Extract every line from the records below that contains the word "adverse".
————————
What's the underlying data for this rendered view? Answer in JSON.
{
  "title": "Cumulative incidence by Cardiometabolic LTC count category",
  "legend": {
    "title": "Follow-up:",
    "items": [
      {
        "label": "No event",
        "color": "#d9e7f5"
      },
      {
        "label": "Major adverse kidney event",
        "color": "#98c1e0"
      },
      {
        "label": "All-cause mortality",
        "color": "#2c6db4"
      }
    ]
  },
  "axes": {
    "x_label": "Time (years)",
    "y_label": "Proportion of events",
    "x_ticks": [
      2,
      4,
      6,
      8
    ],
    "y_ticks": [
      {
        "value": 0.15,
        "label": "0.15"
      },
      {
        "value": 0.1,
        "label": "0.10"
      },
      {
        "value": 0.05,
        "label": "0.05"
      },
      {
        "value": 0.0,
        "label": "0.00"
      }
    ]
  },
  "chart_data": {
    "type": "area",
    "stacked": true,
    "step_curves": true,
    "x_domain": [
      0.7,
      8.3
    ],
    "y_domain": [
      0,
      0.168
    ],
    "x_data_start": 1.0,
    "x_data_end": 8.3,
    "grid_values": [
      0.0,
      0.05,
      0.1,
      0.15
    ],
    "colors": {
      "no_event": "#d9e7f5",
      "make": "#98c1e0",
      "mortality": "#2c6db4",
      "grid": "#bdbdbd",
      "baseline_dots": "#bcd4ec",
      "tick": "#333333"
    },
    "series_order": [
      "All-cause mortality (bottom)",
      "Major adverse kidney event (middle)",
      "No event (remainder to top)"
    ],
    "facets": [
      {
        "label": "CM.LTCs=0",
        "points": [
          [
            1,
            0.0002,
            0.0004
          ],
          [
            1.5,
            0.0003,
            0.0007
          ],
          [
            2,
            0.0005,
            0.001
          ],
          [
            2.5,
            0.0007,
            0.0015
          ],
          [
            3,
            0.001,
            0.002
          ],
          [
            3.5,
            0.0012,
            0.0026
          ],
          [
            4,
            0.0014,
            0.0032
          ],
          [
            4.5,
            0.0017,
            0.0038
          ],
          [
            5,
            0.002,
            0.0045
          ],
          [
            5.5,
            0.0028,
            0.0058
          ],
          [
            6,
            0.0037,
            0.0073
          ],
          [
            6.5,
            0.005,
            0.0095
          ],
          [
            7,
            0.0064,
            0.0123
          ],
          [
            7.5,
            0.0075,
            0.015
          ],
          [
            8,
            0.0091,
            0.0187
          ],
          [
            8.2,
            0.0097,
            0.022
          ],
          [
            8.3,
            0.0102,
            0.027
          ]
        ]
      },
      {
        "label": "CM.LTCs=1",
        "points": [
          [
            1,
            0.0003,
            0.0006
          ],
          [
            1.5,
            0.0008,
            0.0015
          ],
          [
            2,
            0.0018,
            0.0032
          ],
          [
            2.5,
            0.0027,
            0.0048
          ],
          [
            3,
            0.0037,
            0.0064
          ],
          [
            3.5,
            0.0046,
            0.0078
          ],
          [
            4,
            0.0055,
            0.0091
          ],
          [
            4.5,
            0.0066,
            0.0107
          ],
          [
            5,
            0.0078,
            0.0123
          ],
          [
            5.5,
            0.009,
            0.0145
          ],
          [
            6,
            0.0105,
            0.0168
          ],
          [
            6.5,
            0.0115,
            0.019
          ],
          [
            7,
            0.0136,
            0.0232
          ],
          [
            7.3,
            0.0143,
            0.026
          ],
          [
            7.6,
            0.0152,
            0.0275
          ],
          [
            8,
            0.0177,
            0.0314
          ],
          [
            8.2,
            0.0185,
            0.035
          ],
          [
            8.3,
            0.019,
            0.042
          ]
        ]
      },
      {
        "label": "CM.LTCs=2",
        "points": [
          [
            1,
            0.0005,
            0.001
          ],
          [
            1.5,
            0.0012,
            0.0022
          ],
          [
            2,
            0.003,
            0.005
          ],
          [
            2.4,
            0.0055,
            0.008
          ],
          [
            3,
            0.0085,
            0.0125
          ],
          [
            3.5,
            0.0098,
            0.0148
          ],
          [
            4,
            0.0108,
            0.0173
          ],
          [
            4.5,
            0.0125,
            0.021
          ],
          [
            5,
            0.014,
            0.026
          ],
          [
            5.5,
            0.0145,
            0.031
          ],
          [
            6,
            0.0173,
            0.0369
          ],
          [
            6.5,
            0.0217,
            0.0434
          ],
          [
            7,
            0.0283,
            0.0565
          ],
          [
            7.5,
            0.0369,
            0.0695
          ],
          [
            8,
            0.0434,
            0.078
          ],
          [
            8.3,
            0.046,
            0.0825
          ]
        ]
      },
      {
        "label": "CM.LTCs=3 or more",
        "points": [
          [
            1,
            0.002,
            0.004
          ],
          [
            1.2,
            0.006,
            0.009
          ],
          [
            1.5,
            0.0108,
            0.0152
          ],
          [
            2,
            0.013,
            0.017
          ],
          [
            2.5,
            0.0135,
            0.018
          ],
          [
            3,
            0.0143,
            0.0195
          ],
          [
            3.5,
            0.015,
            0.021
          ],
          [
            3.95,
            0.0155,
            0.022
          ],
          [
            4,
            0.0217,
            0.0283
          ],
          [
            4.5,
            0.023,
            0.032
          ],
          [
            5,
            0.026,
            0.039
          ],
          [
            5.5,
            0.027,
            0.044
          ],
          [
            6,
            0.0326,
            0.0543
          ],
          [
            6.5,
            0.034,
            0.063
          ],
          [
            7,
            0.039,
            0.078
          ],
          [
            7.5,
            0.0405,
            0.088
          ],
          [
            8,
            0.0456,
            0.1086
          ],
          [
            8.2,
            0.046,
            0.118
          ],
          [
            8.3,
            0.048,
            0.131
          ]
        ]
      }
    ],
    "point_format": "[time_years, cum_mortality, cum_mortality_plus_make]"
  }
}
————————
**Solution to the exercise:**
        "label": "Major adverse kidney event",
      "Major adverse kidney event (middle)",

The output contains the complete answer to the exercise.